-- Document excerpt follows --
6 As a result of these developments, the legitimate need to modernise the outdated public management system led local authorities and the state to transpose corporate management procedures by privileging a managerial culture across the public sector. This was without a doubt necessary. While it managed to take hold, with the purpose of demonstrating the need to control public spending, this culture is unfortunately too often transformed into a genuine ideology with all the bias, excesses and obstinacy that characterise all ideologists. The most sophisticated management methods flourished over the past forty years. Those leading public service administrations threw themselves into the fray, focusing all their efforts and acumen on achieving technical perfection, believing in good faith they were working for the public good.

7 This vision of public management had consequences on decisions that were to come. Political leaders now find themselves surrounded by information and analyses that force them to adopt a model of reasoning that does not necessarily correspond to the reality lived by the majority of citizens and that can even draw them away from the emergencies that affect them. Too often that is where the problem lies. We cannot, without according special attention, use quantifiable indicators to assess measures that impact healthcare, education and the environment, sectors that are so vital for the well-being of a state’s citizens and for the future of a society.

8 However, the current crisis does not mean that we have to abandon the managerial culture and policies that encourage sensible public finance governance, as one might be tempted to conclude in the name of the “whatever-the-cost” mindset. In fact, the real challenge will be to integrate the managerial culture in a project to give a common meaning to society over the long term. It will not be limited or confined to improving the management of how budget savings are shared. The future is what needs to be managed. With this perspective in mind, it is essential that political representatives define a crisis recovery strategy. This does not call for the state to return to an interventionist policy which, although effective during its time, now only lives on as an exalted memory. This strategy must take shape within an international framework and, more urgently, at the European level.
-- Document excerpt concluded --
-- Records shown follows --
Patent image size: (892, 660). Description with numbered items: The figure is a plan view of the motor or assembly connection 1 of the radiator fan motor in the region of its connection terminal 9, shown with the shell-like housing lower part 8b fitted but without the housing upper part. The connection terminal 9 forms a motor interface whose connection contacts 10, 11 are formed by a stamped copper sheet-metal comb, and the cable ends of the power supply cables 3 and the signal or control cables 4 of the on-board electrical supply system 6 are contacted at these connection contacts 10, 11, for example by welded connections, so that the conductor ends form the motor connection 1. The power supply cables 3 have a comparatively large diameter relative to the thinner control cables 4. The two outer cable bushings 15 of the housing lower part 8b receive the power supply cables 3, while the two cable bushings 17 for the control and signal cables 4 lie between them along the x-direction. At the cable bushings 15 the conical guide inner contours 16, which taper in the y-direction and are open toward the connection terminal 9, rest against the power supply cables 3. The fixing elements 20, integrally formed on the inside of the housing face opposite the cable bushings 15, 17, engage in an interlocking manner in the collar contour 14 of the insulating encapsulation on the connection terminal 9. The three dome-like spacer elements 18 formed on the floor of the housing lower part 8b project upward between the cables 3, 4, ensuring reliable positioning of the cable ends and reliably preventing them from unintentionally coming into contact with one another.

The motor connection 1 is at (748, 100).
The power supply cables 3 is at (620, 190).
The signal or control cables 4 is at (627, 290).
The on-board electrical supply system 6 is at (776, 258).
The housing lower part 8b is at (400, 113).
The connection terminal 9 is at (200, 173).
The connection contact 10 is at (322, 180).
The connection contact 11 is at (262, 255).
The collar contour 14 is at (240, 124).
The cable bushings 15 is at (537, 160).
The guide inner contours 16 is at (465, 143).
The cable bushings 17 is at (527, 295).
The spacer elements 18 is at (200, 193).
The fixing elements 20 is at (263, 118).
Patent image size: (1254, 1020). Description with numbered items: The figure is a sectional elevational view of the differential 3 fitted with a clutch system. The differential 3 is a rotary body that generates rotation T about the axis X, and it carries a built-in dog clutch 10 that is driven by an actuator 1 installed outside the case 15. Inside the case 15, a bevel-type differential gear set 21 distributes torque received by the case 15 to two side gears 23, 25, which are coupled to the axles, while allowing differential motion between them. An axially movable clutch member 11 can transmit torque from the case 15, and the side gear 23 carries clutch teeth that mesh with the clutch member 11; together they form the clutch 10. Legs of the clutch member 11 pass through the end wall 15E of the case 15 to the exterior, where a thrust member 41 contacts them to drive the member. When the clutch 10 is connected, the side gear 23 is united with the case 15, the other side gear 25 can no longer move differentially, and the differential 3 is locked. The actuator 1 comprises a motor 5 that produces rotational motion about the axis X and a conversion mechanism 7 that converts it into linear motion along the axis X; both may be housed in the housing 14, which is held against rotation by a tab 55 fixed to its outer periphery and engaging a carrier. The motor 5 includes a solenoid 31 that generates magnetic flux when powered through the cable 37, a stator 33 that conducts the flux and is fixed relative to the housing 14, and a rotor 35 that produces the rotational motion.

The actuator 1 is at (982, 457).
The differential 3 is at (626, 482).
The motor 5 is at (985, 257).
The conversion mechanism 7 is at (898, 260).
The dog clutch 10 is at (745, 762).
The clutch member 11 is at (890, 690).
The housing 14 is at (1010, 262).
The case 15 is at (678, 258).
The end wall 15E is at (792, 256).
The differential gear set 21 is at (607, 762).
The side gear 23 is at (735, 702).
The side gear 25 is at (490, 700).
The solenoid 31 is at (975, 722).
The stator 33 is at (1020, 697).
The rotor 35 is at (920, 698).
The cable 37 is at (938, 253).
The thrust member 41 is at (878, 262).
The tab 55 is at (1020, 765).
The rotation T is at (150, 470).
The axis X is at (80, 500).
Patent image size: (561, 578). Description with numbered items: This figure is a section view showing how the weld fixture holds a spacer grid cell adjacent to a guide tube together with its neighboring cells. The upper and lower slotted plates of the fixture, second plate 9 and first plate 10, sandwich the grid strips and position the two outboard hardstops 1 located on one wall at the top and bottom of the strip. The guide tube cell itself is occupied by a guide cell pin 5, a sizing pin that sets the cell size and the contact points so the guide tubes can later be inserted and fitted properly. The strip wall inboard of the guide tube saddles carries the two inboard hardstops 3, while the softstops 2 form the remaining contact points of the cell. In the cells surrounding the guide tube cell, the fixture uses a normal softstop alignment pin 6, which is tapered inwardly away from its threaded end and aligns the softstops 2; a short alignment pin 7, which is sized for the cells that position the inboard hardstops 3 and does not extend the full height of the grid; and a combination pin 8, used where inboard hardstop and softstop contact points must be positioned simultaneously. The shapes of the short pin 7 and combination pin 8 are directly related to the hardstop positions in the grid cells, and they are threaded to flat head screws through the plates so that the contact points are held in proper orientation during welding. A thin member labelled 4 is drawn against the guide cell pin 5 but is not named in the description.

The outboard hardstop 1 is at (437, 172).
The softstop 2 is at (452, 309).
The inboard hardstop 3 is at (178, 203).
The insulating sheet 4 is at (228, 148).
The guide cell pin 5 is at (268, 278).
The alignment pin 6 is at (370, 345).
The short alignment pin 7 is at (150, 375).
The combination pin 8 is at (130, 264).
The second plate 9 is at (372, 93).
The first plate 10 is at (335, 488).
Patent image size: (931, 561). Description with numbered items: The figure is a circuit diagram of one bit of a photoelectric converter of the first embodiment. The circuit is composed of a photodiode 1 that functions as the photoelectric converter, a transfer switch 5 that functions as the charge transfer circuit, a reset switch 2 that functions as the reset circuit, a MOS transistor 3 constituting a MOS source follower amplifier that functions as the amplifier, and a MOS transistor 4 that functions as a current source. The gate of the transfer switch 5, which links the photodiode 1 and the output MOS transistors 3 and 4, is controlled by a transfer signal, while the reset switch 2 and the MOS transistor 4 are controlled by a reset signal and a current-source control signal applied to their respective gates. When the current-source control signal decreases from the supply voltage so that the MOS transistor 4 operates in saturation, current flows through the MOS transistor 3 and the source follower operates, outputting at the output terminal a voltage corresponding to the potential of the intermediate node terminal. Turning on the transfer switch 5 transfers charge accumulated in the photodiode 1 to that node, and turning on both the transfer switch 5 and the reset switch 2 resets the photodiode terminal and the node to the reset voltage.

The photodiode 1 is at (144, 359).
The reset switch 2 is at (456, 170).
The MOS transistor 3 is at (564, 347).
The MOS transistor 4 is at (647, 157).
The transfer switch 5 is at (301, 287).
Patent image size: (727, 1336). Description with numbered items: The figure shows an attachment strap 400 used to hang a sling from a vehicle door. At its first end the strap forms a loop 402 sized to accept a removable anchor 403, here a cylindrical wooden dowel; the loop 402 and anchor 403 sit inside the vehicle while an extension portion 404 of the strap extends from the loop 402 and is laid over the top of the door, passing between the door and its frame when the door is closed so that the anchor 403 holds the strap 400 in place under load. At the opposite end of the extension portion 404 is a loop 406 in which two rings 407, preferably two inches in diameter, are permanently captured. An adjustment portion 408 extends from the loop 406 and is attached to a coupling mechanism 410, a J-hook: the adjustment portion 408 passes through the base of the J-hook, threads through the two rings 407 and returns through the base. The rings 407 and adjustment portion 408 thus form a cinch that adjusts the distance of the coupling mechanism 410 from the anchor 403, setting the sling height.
-- Records shown concluded --
**Task brief:**
In the public management excerpt, why did local authorities and the state bring corporate management procedures into the public sector? Answer in one to three sentences.

**Solution:**
They did it because there was a legitimate need to modernize an outdated public management system. The managerial culture that came with it took hold to show the need to control public spending.